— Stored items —
────────

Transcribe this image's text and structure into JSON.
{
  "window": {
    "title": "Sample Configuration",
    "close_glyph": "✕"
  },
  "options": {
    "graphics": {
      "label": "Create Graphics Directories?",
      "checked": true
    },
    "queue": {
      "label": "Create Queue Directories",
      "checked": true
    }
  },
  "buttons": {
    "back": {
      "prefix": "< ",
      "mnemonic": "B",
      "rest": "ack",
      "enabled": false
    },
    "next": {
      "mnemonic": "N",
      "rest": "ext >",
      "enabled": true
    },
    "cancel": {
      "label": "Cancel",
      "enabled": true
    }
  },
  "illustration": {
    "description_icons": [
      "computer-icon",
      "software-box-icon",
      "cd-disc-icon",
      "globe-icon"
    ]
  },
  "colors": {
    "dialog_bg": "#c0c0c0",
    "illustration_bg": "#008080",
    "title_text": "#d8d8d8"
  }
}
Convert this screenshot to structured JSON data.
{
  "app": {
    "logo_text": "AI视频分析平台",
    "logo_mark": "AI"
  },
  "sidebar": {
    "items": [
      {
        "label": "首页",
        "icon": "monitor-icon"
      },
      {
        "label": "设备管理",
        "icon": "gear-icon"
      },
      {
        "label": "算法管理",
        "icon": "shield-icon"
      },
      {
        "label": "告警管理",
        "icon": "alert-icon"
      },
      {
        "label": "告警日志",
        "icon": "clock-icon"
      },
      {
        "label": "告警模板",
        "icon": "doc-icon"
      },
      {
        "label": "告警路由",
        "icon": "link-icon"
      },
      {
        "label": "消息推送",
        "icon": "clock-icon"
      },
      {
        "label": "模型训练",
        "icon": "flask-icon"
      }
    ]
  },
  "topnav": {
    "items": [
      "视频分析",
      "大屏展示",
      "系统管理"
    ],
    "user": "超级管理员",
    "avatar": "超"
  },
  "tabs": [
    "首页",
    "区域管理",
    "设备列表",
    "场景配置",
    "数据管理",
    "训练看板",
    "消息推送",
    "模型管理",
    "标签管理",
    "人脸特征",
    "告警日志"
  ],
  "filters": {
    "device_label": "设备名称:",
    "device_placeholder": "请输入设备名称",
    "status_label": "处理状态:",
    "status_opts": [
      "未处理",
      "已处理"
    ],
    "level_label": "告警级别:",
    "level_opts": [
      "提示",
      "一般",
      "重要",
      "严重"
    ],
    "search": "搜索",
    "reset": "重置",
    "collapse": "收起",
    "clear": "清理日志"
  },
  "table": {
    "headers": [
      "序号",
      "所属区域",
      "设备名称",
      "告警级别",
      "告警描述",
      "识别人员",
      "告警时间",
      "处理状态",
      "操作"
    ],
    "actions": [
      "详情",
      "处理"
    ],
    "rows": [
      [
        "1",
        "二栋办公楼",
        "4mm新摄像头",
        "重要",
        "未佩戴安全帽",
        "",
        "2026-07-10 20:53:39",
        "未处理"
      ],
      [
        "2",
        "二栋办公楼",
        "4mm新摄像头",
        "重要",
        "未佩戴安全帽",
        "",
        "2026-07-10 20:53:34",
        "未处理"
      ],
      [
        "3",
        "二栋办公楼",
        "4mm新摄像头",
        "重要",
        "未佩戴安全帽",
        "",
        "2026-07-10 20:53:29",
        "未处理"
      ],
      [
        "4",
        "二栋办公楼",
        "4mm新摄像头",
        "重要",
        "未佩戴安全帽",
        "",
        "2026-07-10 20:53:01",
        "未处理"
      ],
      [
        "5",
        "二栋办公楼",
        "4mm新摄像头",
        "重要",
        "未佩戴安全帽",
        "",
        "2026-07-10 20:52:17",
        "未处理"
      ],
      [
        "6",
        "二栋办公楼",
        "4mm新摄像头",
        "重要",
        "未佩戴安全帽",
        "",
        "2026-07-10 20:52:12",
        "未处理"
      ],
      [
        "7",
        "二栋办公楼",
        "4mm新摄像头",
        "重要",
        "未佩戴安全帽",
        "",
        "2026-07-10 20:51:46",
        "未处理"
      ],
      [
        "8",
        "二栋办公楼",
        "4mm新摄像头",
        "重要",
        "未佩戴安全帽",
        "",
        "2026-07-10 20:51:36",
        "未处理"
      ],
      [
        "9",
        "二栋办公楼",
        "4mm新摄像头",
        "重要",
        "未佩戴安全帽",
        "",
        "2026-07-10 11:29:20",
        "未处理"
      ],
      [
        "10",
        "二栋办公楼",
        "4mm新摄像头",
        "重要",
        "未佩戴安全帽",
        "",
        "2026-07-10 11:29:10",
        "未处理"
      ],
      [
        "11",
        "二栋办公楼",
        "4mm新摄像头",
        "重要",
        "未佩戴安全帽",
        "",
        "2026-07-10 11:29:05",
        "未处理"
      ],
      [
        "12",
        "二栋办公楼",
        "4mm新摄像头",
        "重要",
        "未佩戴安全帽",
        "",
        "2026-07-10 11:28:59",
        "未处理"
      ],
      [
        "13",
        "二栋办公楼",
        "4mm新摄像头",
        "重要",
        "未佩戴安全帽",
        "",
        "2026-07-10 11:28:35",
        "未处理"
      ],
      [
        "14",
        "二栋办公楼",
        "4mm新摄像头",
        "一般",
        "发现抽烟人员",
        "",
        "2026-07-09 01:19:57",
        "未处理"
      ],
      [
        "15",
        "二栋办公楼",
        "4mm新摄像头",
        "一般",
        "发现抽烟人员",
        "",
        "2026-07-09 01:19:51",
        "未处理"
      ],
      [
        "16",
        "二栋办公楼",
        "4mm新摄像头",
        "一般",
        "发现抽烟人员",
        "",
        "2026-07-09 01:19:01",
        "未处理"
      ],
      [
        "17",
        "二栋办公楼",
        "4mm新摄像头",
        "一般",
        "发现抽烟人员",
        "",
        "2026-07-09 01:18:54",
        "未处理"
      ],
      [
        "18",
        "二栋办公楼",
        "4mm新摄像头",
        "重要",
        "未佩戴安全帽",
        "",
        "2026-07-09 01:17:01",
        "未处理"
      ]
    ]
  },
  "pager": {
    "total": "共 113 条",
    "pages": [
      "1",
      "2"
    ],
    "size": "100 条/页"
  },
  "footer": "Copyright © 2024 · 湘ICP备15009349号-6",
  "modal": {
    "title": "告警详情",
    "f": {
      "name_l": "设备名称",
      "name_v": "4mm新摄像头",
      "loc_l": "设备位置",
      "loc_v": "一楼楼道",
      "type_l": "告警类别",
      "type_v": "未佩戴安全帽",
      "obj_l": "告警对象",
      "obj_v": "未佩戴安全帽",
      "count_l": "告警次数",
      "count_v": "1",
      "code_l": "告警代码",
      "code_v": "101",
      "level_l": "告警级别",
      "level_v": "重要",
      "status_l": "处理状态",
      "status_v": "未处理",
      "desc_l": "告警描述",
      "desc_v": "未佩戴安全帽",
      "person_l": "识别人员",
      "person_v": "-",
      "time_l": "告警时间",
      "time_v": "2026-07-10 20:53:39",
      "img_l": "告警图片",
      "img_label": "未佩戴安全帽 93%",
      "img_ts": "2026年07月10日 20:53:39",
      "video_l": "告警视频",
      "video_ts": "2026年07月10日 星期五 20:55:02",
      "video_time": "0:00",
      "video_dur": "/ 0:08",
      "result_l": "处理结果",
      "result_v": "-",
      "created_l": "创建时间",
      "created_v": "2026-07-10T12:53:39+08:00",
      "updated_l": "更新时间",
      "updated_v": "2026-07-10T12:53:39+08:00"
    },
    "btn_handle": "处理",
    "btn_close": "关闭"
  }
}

────────

— Stated goal —
Quote all of the entries verbatim.

— Exercise response —
Transcribe this image's text and structure into JSON.
{
  "window": {
    "title": "Sample Configuration",
    "close_glyph": "✕"
  },
  "options": {
    "graphics": {
      "label": "Create Graphics Directories?",
      "checked": true
    },
    "queue": {
      "label": "Create Queue Directories",
      "checked": true
    }
  },
  "buttons": {
    "back": {
      "prefix": "< ",
      "mnemonic": "B",
      "rest": "ack",
      "enabled": false
    },
    "next": {
      "mnemonic": "N",
      "rest": "ext >",
      "enabled": true
    },
    "cancel": {
      "label": "Cancel",
      "enabled": true
    }
  },
  "illustration": {
    "description_icons": [
      "computer-icon",
      "software-box-icon",
      "cd-disc-icon",
      "globe-icon"
    ]
  },
  "colors": {
    "dialog_bg": "#c0c0c0",
    "illustration_bg": "#008080",
    "title_text": "#d8d8d8"
  }
}
Convert this screenshot to structured JSON data.
{
  "app": {
    "logo_text": "AI视频分析平台",
    "logo_mark": "AI"
  },
  "sidebar": {
    "items": [
      {
        "label": "首页",
        "icon": "monitor-icon"
      },
      {
        "label": "设备管理",
        "icon": "gear-icon"
      },
      {
        "label": "算法管理",
        "icon": "shield-icon"
      },
      {
        "label": "告警管理",
        "icon": "alert-icon"
      },
      {
        "label": "告警日志",
        "icon": "clock-icon"
      },
      {
        "label": "告警模板",
        "icon": "doc-icon"
      },
      {
        "label": "告警路由",
        "icon": "link-icon"
      },
      {
        "label": "消息推送",
        "icon": "clock-icon"
      },
      {
        "label": "模型训练",
        "icon": "flask-icon"
      }
    ]
  },
  "topnav": {
    "items": [
      "视频分析",
      "大屏展示",
      "系统管理"
    ],
    "user": "超级管理员",
    "avatar": "超"
  },
  "tabs": [
    "首页",
    "区域管理",
    "设备列表",
    "场景配置",
    "数据管理",
    "训练看板",
    "消息推送",
    "模型管理",
    "标签管理",
    "人脸特征",
    "告警日志"
  ],
  "filters": {
    "device_label": "设备名称:",
    "device_placeholder": "请输入设备名称",
    "status_label": "处理状态:",
    "status_opts": [
      "未处理",
      "已处理"
    ],
    "level_label": "告警级别:",
    "level_opts": [
      "提示",
      "一般",
      "重要",
      "严重"
    ],
    "search": "搜索",
    "reset": "重置",
    "collapse": "收起",
    "clear": "清理日志"
  },
  "table": {
    "headers": [
      "序号",
      "所属区域",
      "设备名称",
      "告警级别",
      "告警描述",
      "识别人员",
      "告警时间",
      "处理状态",
      "操作"
    ],
    "actions": [
      "详情",
      "处理"
    ],
    "rows": [
      [
        "1",
        "二栋办公楼",
        "4mm新摄像头",
        "重要",
        "未佩戴安全帽",
        "",
        "2026-07-10 20:53:39",
        "未处理"
      ],
      [
        "2",
        "二栋办公楼",
        "4mm新摄像头",
        "重要",
        "未佩戴安全帽",
        "",
        "2026-07-10 20:53:34",
        "未处理"
      ],
      [
        "3",
        "二栋办公楼",
        "4mm新摄像头",
        "重要",
        "未佩戴安全帽",
        "",
        "2026-07-10 20:53:29",
        "未处理"
      ],
      [
        "4",
        "二栋办公楼",
        "4mm新摄像头",
        "重要",
        "未佩戴安全帽",
        "",
        "2026-07-10 20:53:01",
        "未处理"
      ],
      [
        "5",
        "二栋办公楼",
        "4mm新摄像头",
        "重要",
        "未佩戴安全帽",
        "",
        "2026-07-10 20:52:17",
        "未处理"
      ],
      [
        "6",
        "二栋办公楼",
        "4mm新摄像头",
        "重要",
        "未佩戴安全帽",
        "",
        "2026-07-10 20:52:12",
        "未处理"
      ],
      [
        "7",
        "二栋办公楼",
        "4mm新摄像头",
        "重要",
        "未佩戴安全帽",
        "",
        "2026-07-10 20:51:46",
        "未处理"
      ],
      [
        "8",
        "二栋办公楼",
        "4mm新摄像头",
        "重要",
        "未佩戴安全帽",
        "",
        "2026-07-10 20:51:36",
        "未处理"
      ],
      [
        "9",
        "二栋办公楼",
        "4mm新摄像头",
        "重要",
        "未佩戴安全帽",
        "",
        "2026-07-10 11:29:20",
        "未处理"
      ],
      [
        "10",
        "二栋办公楼",
        "4mm新摄像头",
        "重要",
        "未佩戴安全帽",
        "",
        "2026-07-10 11:29:10",
        "未处理"
      ],
      [
        "11",
        "二栋办公楼",
        "4mm新摄像头",
        "重要",
        "未佩戴安全帽",
        "",
        "2026-07-10 11:29:05",
        "未处理"
      ],
      [
        "12",
        "二栋办公楼",
        "4mm新摄像头",
        "重要",
        "未佩戴安全帽",
        "",
        "2026-07-10 11:28:59",
        "未处理"
      ],
      [
        "13",
        "二栋办公楼",
        "4mm新摄像头",
        "重要",
        "未佩戴安全帽",
        "",
        "2026-07-10 11:28:35",
        "未处理"
      ],
      [
        "14",
        "二栋办公楼",
        "4mm新摄像头",
        "一般",
        "发现抽烟人员",
        "",
        "2026-07-09 01:19:57",
        "未处理"
      ],
      [
        "15",
        "二栋办公楼",
        "4mm新摄像头",
        "一般",
        "发现抽烟人员",
        "",
        "2026-07-09 01:19:51",
        "未处理"
      ],
      [
        "16",
        "二栋办公楼",
        "4mm新摄像头",
        "一般",
        "发现抽烟人员",
        "",
        "2026-07-09 01:19:01",
        "未处理"
      ],
      [
        "17",
        "二栋办公楼",
        "4mm新摄像头",
        "一般",
        "发现抽烟人员",
        "",
        "2026-07-09 01:18:54",
        "未处理"
      ],
      [
        "18",
        "二栋办公楼",
        "4mm新摄像头",
        "重要",
        "未佩戴安全帽",
        "",
        "2026-07-09 01:17:01",
        "未处理"
      ]
    ]
  },
  "pager": {
    "total": "共 113 条",
    "pages": [
      "1",
      "2"
    ],
    "size": "100 条/页"
  },
  "footer": "Copyright © 2024 · 湘ICP备15009349号-6",
  "modal": {
    "title": "告警详情",
    "f": {
      "name_l": "设备名称",
      "name_v": "4mm新摄像头",
      "loc_l": "设备位置",
      "loc_v": "一楼楼道",
      "type_l": "告警类别",
      "type_v": "未佩戴安全帽",
      "obj_l": "告警对象",
      "obj_v": "未佩戴安全帽",
      "count_l": "告警次数",
      "count_v": "1",
      "code_l": "告警代码",
      "code_v": "101",
      "level_l": "告警级别",
      "level_v": "重要",
      "status_l": "处理状态",
      "status_v": "未处理",
      "desc_l": "告警描述",
      "desc_v": "未佩戴安全帽",
      "person_l": "识别人员",
      "person_v": "-",
      "time_l": "告警时间",
      "time_v": "2026-07-10 20:53:39",
      "img_l": "告警图片",
      "img_label": "未佩戴安全帽 93%",
      "img_ts": "2026年07月10日 20:53:39",
      "video_l": "告警视频",
      "video_ts": "2026年07月10日 星期五 20:55:02",
      "video_time": "0:00",
      "video_dur": "/ 0:08",
      "result_l": "处理结果",
      "result_v": "-",
      "created_l": "创建时间",
      "created_v": "2026-07-10T12:53:39+08:00",
      "updated_l": "更新时间",
      "updated_v": "2026-07-10T12:53:39+08:00"
    },
    "btn_handle": "处理",
    "btn_close": "关闭"
  }
}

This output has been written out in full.